** begin Input **
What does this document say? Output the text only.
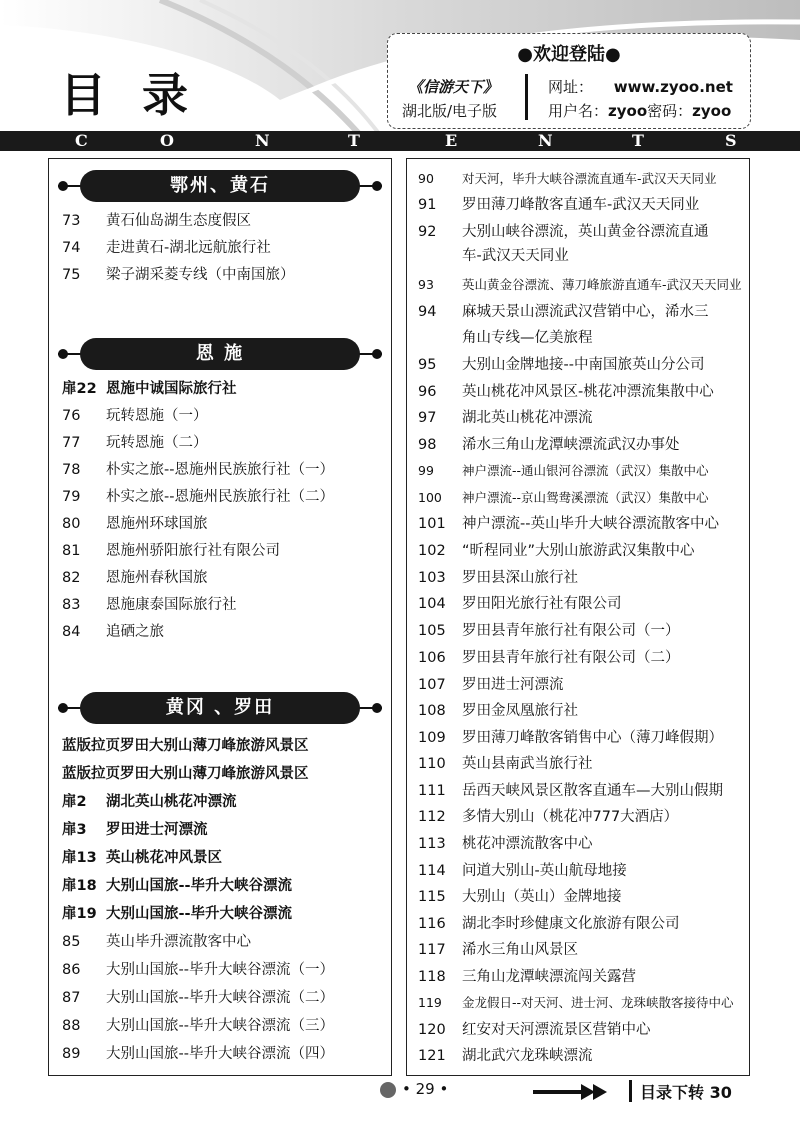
目 录
●欢迎登陆●
《信游天下》
湖北版/电子版
网址： www.zyoo.net
用户名：zyoo密码：zyoo
C	O	N	T	E	N	T	S
鄂州、黄石
73 黄石仙岛湖生态度假区
74 走进黄石-湖北远航旅行社
75 梁子湖采菱专线（中南国旅）
恩 施
扉22 恩施中诚国际旅行社
76 玩转恩施（一）
77 玩转恩施（二）
78 朴实之旅--恩施州民族旅行社（一）
79 朴实之旅--恩施州民族旅行社（二）
80 恩施州环球国旅
81 恩施州骄阳旅行社有限公司
82 恩施州春秋国旅
83 恩施康泰国际旅行社
84 追硒之旅
黄冈 、罗田
蓝版拉页罗田大别山薄刀峰旅游风景区
蓝版拉页罗田大别山薄刀峰旅游风景区
扉2 湖北英山桃花冲漂流
扉3 罗田进士河漂流
扉13 英山桃花冲风景区
扉18 大别山国旅--毕升大峡谷漂流
扉19 大别山国旅--毕升大峡谷漂流
85 英山毕升漂流散客中心
86 大别山国旅--毕升大峡谷漂流（一）
87 大别山国旅--毕升大峡谷漂流（二）
88 大别山国旅--毕升大峡谷漂流（三）
89 大别山国旅--毕升大峡谷漂流（四）
90 对天河，毕升大峡谷漂流直通车-武汉天天同业
91 罗田薄刀峰散客直通车-武汉天天同业
92 大别山峡谷漂流，英山黄金谷漂流直通
车-武汉天天同业
93 英山黄金谷漂流、薄刀峰旅游直通车-武汉天天同业
94 麻城天景山漂流武汉营销中心，浠水三
角山专线—亿美旅程
95 大别山金牌地接--中南国旅英山分公司
96 英山桃花冲风景区-桃花冲漂流集散中心
97 湖北英山桃花冲漂流
98 浠水三角山龙潭峡漂流武汉办事处
99 神户漂流--通山银河谷漂流（武汉）集散中心
100 神户漂流--京山鸳鸯溪漂流（武汉）集散中心
101 神户漂流--英山毕升大峡谷漂流散客中心
102 “昕程同业”大别山旅游武汉集散中心
103 罗田县深山旅行社
104 罗田阳光旅行社有限公司
105 罗田县青年旅行社有限公司（一）
106 罗田县青年旅行社有限公司（二）
107 罗田进士河漂流
108 罗田金凤凰旅行社
109 罗田薄刀峰散客销售中心（薄刀峰假期）
110 英山县南武当旅行社
111 岳西天峡风景区散客直通车—大别山假期
112 多情大别山（桃花冲777大酒店）
113 桃花冲漂流散客中心
114 问道大别山-英山航母地接
115 大别山（英山）金牌地接
116 湖北李时珍健康文化旅游有限公司
117 浠水三角山风景区
118 三角山龙潭峡漂流闯关露营
119 金龙假日--对天河、进士河、龙珠峡散客接待中心
120 红安对天河漂流景区营销中心
121 湖北武穴龙珠峡漂流
• 29 •	目录下转 30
** end Input **
## Required work
Select every line in the records above that contains the word "武汉天天同业".

## Written answer
90 对天河，毕升大峡谷漂流直通车-武汉天天同业
91 罗田薄刀峰散客直通车-武汉天天同业
车-武汉天天同业
93 英山黄金谷漂流、薄刀峰旅游直通车-武汉天天同业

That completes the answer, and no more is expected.